— Task to complete —
Scan the listing and work out how many lines contain the word "arrows". Nothing but the number should be given.

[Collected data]
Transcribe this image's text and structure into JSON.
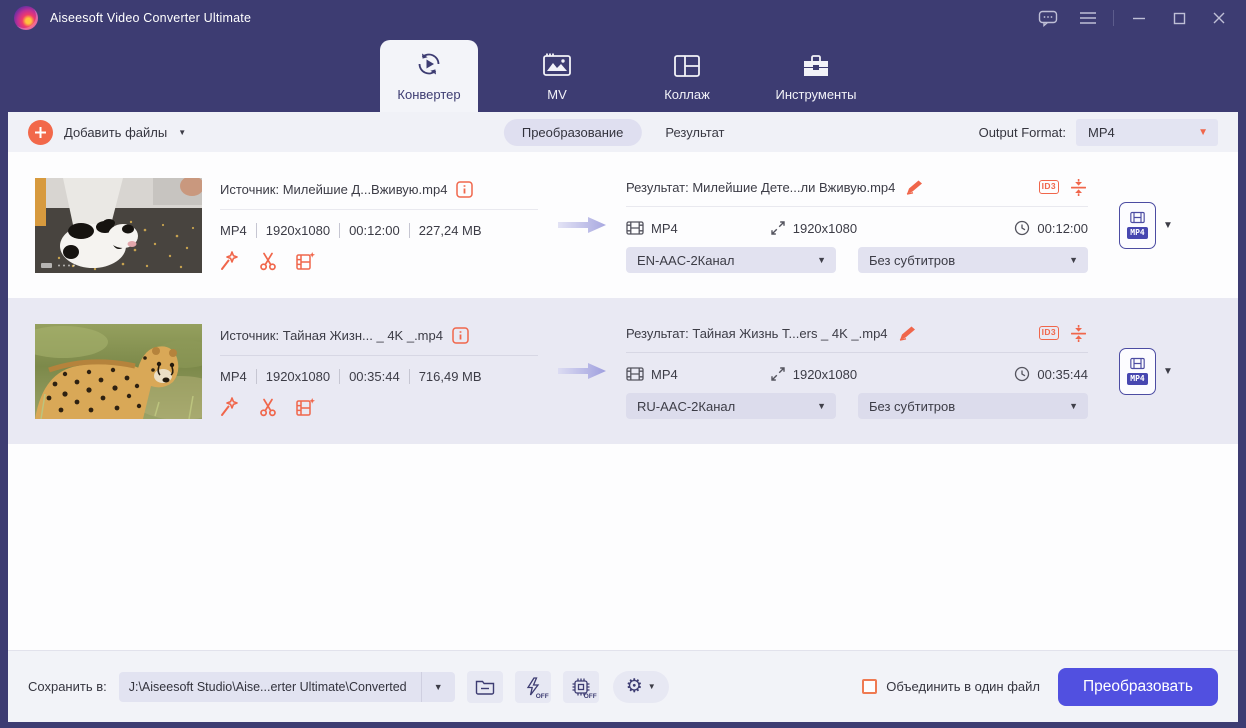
{
  "titlebar": {
    "title": "Aiseesoft Video Converter Ultimate"
  },
  "tabs": [
    {
      "label": "Конвертер",
      "active": true
    },
    {
      "label": "MV",
      "active": false
    },
    {
      "label": "Коллаж",
      "active": false
    },
    {
      "label": "Инструменты",
      "active": false
    }
  ],
  "toolbar": {
    "add_files_label": "Добавить файлы",
    "view_convert_label": "Преобразование",
    "view_result_label": "Результат",
    "output_format_label": "Output Format:",
    "output_format_value": "MP4"
  },
  "rows": [
    {
      "source_label": "Источник: Милейшие Д...Вживую.mp4",
      "info": {
        "format": "MP4",
        "resolution": "1920x1080",
        "duration": "00:12:00",
        "size": "227,24 MB"
      },
      "result_label": "Результат: Милейшие Дете...ли Вживую.mp4",
      "id3_label": "ID3",
      "out": {
        "format": "MP4",
        "resolution": "1920x1080",
        "duration": "00:12:00"
      },
      "audio_track": "EN-AAC-2Канал",
      "subtitle_track": "Без субтитров",
      "format_badge": "MP4"
    },
    {
      "source_label": "Источник: Тайная Жизн... _ 4K _.mp4",
      "info": {
        "format": "MP4",
        "resolution": "1920x1080",
        "duration": "00:35:44",
        "size": "716,49 MB"
      },
      "result_label": "Результат: Тайная Жизнь Т...ers _ 4K _.mp4",
      "id3_label": "ID3",
      "out": {
        "format": "MP4",
        "resolution": "1920x1080",
        "duration": "00:35:44"
      },
      "audio_track": "RU-AAC-2Канал",
      "subtitle_track": "Без субтитров",
      "format_badge": "MP4"
    }
  ],
  "bottombar": {
    "save_label": "Сохранить в:",
    "save_path": "J:\\Aiseesoft Studio\\Aise...erter Ultimate\\Converted",
    "hardware_off_label": "OFF",
    "gpu_off_label": "OFF",
    "merge_label": "Объединить в один файл",
    "convert_label": "Преобразовать"
  },
  "icons": {
    "feedback-icon": "speech-bubble with dots",
    "menu-icon": "hamburger lines",
    "minimize-icon": "–",
    "maximize-icon": "□",
    "close-icon": "✕",
    "converter-icon": "play circle with sync arrows",
    "mv-icon": "tv with picture",
    "collage-icon": "split layout grid",
    "tools-icon": "toolbox",
    "plus-icon": "+",
    "info-icon": "i",
    "wand-icon": "magic wand star",
    "cut-icon": "scissors",
    "enhance-icon": "film strip with star",
    "pencil-icon": "edit pen",
    "compress-icon": "arrows to line",
    "film-icon": "film strip",
    "expand-icon": "diagonal resize arrows",
    "clock-icon": "clock",
    "folder-icon": "folder",
    "lightning-icon": "bolt",
    "chip-icon": "cpu chip",
    "gear-icon": "⚙",
    "dropdown-arrow-icon": "▼"
  },
  "colors": {
    "indigo": "#3d3c72",
    "accent_orange": "#f0664b",
    "convert_button": "#5150e0",
    "selected_row": "#e9e9f3"
  }
}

— Task solution —
3